DATA ROWS:
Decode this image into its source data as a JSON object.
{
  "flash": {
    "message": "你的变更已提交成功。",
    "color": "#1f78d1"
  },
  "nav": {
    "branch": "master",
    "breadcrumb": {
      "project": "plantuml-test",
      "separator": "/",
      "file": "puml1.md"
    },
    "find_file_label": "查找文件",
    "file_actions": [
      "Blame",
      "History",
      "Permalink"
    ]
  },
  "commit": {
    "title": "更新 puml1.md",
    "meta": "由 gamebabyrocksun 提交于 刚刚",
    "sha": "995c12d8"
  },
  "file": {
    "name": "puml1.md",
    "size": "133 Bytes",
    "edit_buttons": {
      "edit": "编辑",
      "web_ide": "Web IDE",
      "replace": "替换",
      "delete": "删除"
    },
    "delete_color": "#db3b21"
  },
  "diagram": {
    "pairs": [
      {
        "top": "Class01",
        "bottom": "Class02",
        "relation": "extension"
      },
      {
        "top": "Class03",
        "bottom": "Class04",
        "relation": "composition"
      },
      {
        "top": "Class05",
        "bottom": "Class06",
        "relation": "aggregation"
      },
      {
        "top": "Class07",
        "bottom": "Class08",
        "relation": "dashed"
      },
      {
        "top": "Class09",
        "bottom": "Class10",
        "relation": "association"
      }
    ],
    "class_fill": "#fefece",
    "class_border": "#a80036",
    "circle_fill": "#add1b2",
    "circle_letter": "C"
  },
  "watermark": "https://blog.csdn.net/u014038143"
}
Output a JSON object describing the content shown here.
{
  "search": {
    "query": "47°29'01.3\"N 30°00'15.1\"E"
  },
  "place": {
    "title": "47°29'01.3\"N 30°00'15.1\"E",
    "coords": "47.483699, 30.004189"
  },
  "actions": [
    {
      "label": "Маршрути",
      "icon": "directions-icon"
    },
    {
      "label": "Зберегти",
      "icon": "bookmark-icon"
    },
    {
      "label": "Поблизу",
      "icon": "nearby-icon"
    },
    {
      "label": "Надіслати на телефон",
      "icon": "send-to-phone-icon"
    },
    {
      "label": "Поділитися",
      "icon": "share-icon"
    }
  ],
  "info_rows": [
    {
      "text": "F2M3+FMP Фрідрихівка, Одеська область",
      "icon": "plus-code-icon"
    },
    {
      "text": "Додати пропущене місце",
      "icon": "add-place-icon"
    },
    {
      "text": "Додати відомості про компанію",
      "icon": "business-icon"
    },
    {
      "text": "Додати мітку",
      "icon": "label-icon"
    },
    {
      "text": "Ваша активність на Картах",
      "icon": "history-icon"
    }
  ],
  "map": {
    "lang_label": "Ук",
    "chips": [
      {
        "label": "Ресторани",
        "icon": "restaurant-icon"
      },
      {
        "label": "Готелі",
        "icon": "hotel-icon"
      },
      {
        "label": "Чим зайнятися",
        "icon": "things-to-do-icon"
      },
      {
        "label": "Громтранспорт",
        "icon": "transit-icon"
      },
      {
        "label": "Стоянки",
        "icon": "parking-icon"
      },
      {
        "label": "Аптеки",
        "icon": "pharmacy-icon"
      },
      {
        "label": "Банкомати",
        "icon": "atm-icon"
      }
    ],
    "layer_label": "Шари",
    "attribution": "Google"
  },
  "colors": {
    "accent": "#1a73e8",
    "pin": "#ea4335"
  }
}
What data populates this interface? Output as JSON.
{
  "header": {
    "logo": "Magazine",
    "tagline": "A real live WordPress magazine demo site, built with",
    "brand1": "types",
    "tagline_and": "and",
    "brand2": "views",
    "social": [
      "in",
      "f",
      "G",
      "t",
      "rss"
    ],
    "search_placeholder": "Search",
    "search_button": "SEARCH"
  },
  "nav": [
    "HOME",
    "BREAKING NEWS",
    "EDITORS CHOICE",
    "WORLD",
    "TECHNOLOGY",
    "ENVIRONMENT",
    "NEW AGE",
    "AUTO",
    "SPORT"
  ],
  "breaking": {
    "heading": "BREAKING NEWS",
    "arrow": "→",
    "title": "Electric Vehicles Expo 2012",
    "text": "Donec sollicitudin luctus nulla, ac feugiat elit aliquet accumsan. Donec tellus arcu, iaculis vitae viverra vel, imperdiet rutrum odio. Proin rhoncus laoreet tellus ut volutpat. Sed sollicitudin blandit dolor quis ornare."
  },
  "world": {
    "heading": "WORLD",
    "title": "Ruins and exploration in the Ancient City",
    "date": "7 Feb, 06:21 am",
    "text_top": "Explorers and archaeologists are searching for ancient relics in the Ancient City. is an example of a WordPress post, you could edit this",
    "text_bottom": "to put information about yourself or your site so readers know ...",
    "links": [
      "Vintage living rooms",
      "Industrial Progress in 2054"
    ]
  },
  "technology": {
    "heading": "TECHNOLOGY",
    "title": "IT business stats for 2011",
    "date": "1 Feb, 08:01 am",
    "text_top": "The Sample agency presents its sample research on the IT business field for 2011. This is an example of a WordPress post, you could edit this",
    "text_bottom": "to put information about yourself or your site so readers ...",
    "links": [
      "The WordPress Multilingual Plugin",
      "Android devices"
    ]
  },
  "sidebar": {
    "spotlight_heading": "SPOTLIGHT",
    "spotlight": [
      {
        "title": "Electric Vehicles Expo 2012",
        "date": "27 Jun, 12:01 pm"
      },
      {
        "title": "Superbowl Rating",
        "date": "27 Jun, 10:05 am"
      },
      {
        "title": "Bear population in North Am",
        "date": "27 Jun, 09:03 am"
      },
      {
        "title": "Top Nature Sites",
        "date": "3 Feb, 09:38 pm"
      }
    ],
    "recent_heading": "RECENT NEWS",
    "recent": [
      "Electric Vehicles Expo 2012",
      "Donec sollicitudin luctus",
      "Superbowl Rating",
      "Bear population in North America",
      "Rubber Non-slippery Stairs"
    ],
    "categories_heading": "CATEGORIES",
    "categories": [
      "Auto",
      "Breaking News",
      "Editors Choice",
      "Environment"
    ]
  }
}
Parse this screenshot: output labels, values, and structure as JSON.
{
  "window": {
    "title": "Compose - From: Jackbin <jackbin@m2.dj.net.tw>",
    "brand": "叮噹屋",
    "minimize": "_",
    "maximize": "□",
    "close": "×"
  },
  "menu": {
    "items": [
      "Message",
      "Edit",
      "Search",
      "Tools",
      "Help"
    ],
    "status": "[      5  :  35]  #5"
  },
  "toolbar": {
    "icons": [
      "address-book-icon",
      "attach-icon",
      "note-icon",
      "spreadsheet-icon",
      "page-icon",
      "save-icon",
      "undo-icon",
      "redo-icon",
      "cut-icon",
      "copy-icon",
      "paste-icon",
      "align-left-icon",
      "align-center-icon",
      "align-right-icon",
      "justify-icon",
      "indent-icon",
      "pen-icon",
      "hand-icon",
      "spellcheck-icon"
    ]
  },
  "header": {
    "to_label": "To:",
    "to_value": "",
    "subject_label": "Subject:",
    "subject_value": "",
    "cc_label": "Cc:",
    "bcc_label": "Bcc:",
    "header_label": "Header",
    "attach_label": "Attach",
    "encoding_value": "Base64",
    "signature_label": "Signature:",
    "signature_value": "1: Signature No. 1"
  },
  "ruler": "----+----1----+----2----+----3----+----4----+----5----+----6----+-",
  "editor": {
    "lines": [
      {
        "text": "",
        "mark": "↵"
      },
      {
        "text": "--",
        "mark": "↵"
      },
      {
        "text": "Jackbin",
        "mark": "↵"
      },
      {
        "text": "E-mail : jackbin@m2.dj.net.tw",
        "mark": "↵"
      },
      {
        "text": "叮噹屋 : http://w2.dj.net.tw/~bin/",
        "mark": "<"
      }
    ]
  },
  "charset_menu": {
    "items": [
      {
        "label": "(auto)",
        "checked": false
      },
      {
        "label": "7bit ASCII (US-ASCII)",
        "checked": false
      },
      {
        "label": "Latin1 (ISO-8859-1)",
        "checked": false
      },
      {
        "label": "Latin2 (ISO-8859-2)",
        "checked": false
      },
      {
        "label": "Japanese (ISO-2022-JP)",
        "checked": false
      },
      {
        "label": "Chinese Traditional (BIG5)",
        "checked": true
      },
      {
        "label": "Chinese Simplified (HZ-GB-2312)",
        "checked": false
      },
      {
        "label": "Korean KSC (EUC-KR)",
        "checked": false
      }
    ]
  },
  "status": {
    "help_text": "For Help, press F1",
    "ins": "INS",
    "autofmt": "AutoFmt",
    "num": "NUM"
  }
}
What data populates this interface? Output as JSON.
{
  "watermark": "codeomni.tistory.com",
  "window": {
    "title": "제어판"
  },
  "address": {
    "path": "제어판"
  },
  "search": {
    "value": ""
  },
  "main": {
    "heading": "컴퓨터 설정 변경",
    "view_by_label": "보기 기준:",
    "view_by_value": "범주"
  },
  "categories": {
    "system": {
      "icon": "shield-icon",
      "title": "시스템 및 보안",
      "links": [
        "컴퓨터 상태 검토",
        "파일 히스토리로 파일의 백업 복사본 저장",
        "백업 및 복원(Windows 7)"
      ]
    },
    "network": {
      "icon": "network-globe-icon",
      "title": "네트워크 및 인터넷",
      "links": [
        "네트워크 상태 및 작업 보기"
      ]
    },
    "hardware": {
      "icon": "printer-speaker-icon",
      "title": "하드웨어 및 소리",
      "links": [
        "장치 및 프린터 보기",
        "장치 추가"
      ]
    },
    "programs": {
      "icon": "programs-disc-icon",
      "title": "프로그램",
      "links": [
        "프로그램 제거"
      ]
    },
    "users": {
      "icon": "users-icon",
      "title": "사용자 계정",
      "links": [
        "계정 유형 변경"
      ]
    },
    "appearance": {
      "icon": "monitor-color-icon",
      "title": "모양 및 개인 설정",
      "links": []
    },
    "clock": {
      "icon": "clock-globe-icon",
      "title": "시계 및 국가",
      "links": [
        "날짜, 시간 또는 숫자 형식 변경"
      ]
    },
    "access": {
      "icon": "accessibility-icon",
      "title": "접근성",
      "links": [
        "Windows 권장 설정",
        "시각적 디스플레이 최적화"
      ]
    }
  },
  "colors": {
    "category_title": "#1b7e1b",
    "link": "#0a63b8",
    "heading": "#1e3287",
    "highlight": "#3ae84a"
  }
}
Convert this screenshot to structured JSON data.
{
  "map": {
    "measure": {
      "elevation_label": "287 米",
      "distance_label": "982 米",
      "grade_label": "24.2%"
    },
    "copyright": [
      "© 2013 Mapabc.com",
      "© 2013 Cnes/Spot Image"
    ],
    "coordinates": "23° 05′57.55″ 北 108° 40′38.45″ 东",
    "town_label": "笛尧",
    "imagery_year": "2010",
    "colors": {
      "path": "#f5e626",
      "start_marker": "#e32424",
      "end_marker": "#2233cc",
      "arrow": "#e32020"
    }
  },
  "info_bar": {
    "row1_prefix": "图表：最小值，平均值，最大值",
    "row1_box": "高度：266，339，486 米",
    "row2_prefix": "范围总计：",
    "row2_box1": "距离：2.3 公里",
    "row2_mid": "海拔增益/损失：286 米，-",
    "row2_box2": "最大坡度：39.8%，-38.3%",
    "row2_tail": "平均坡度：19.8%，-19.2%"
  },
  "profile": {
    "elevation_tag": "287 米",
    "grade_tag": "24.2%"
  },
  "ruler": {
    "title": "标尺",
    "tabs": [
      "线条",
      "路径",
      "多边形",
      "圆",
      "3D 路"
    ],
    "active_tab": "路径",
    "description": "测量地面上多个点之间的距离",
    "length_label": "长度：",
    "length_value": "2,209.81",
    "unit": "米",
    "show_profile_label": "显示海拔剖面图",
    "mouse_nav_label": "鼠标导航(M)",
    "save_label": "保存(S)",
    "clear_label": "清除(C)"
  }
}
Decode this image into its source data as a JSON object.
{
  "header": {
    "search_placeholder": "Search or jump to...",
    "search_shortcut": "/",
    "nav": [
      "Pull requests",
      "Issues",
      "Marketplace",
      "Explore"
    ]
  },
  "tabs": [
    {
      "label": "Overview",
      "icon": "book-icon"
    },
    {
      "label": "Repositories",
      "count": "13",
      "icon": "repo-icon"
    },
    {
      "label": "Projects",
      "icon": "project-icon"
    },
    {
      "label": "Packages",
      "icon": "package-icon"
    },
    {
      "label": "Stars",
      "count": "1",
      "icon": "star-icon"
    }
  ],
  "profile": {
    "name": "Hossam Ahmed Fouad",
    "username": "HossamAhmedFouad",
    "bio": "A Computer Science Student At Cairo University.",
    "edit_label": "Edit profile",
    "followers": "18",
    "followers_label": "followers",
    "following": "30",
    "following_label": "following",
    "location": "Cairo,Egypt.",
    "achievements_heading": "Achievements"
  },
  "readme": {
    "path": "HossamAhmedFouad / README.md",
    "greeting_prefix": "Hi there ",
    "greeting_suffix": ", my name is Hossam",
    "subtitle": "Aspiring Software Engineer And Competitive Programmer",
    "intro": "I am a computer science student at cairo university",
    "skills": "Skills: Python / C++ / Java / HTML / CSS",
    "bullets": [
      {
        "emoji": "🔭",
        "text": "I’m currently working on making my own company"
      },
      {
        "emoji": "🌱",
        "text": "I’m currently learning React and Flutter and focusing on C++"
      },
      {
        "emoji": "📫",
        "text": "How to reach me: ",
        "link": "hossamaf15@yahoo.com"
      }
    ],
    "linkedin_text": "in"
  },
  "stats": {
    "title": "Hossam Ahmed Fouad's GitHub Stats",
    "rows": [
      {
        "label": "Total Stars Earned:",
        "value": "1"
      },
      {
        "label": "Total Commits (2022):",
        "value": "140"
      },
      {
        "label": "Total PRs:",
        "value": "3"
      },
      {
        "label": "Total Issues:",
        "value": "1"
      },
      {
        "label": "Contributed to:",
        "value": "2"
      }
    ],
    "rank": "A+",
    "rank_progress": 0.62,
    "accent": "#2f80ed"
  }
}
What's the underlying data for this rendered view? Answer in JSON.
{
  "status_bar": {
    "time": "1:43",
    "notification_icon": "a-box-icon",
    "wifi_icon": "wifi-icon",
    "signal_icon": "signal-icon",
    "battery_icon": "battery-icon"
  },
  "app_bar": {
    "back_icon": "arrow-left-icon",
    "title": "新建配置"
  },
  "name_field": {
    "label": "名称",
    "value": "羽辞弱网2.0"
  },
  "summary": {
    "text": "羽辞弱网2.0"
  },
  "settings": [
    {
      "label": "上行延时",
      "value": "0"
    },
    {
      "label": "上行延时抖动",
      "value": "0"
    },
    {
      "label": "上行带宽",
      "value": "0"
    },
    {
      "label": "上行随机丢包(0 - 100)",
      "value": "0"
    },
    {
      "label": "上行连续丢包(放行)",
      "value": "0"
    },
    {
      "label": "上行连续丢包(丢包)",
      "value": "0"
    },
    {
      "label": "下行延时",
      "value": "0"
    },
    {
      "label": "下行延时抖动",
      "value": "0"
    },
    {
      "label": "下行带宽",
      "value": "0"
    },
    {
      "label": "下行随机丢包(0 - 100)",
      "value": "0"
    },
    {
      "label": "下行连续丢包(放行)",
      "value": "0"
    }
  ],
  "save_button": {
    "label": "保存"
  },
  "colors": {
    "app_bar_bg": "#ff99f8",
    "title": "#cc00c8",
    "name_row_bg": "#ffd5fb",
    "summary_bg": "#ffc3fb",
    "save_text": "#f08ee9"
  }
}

OBJECTIVE: Output the line holding "What's the underlying", then every later line through the end of the records above, exactly as given and nothing else.

RESPONSE TO THE TASK:
What's the underlying data for this rendered view? Answer in JSON.
{
  "status_bar": {
    "time": "1:43",
    "notification_icon": "a-box-icon",
    "wifi_icon": "wifi-icon",
    "signal_icon": "signal-icon",
    "battery_icon": "battery-icon"
  },
  "app_bar": {
    "back_icon": "arrow-left-icon",
    "title": "新建配置"
  },
  "name_field": {
    "label": "名称",
    "value": "羽辞弱网2.0"
  },
  "summary": {
    "text": "羽辞弱网2.0"
  },
  "settings": [
    {
      "label": "上行延时",
      "value": "0"
    },
    {
      "label": "上行延时抖动",
      "value": "0"
    },
    {
      "label": "上行带宽",
      "value": "0"
    },
    {
      "label": "上行随机丢包(0 - 100)",
      "value": "0"
    },
    {
      "label": "上行连续丢包(放行)",
      "value": "0"
    },
    {
      "label": "上行连续丢包(丢包)",
      "value": "0"
    },
    {
      "label": "下行延时",
      "value": "0"
    },
    {
      "label": "下行延时抖动",
      "value": "0"
    },
    {
      "label": "下行带宽",
      "value": "0"
    },
    {
      "label": "下行随机丢包(0 - 100)",
      "value": "0"
    },
    {
      "label": "下行连续丢包(放行)",
      "value": "0"
    }
  ],
  "save_button": {
    "label": "保存"
  },
  "colors": {
    "app_bar_bg": "#ff99f8",
    "title": "#cc00c8",
    "name_row_bg": "#ffd5fb",
    "summary_bg": "#ffc3fb",
    "save_text": "#f08ee9"
  }
}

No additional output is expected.